Restate the entries below verbatim.

● ● ● ●

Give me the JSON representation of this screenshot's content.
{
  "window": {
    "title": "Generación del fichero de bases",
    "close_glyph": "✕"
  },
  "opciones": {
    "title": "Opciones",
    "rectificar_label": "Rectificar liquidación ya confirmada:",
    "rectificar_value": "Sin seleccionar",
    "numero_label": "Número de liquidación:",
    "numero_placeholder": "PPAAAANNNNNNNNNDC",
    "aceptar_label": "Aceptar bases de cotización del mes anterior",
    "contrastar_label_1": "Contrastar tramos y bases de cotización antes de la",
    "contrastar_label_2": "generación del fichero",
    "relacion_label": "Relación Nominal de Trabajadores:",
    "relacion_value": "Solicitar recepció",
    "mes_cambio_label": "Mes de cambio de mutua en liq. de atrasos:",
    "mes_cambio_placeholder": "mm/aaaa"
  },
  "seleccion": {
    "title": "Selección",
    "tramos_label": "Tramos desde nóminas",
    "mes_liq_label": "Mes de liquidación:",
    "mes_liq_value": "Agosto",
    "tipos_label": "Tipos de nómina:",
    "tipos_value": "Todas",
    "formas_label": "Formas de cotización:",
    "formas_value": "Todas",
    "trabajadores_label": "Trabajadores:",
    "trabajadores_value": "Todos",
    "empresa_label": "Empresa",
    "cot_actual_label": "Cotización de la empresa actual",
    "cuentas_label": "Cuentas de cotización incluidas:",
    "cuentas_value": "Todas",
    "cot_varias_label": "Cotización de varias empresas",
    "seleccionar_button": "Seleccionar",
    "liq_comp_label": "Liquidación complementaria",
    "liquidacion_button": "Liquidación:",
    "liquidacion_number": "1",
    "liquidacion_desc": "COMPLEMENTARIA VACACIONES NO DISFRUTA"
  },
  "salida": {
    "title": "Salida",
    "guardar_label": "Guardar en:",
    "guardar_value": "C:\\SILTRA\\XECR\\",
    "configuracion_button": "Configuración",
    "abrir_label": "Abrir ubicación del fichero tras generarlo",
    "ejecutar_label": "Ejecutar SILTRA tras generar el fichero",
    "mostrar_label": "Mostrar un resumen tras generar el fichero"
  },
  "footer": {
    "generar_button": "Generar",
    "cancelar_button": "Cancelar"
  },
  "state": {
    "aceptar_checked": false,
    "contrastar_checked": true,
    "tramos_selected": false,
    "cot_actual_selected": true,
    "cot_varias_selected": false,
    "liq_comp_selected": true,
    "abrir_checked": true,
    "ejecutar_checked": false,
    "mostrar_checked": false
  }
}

● ● ● ●

Response:
Give me the JSON representation of this screenshot's content.
{
  "window": {
    "title": "Generación del fichero de bases",
    "close_glyph": "✕"
  },
  "opciones": {
    "title": "Opciones",
    "rectificar_label": "Rectificar liquidación ya confirmada:",
    "rectificar_value": "Sin seleccionar",
    "numero_label": "Número de liquidación:",
    "numero_placeholder": "PPAAAANNNNNNNNNDC",
    "aceptar_label": "Aceptar bases de cotización del mes anterior",
    "contrastar_label_1": "Contrastar tramos y bases de cotización antes de la",
    "contrastar_label_2": "generación del fichero",
    "relacion_label": "Relación Nominal de Trabajadores:",
    "relacion_value": "Solicitar recepció",
    "mes_cambio_label": "Mes de cambio de mutua en liq. de atrasos:",
    "mes_cambio_placeholder": "mm/aaaa"
  },
  "seleccion": {
    "title": "Selección",
    "tramos_label": "Tramos desde nóminas",
    "mes_liq_label": "Mes de liquidación:",
    "mes_liq_value": "Agosto",
    "tipos_label": "Tipos de nómina:",
    "tipos_value": "Todas",
    "formas_label": "Formas de cotización:",
    "formas_value": "Todas",
    "trabajadores_label": "Trabajadores:",
    "trabajadores_value": "Todos",
    "empresa_label": "Empresa",
    "cot_actual_label": "Cotización de la empresa actual",
    "cuentas_label": "Cuentas de cotización incluidas:",
    "cuentas_value": "Todas",
    "cot_varias_label": "Cotización de varias empresas",
    "seleccionar_button": "Seleccionar",
    "liq_comp_label": "Liquidación complementaria",
    "liquidacion_button": "Liquidación:",
    "liquidacion_number": "1",
    "liquidacion_desc": "COMPLEMENTARIA VACACIONES NO DISFRUTA"
  },
  "salida": {
    "title": "Salida",
    "guardar_label": "Guardar en:",
    "guardar_value": "C:\\SILTRA\\XECR\\",
    "configuracion_button": "Configuración",
    "abrir_label": "Abrir ubicación del fichero tras generarlo",
    "ejecutar_label": "Ejecutar SILTRA tras generar el fichero",
    "mostrar_label": "Mostrar un resumen tras generar el fichero"
  },
  "footer": {
    "generar_button": "Generar",
    "cancelar_button": "Cancelar"
  },
  "state": {
    "aceptar_checked": false,
    "contrastar_checked": true,
    "tramos_selected": false,
    "cot_actual_selected": true,
    "cot_varias_selected": false,
    "liq_comp_selected": true,
    "abrir_checked": true,
    "ejecutar_checked": false,
    "mostrar_checked": false
  }
}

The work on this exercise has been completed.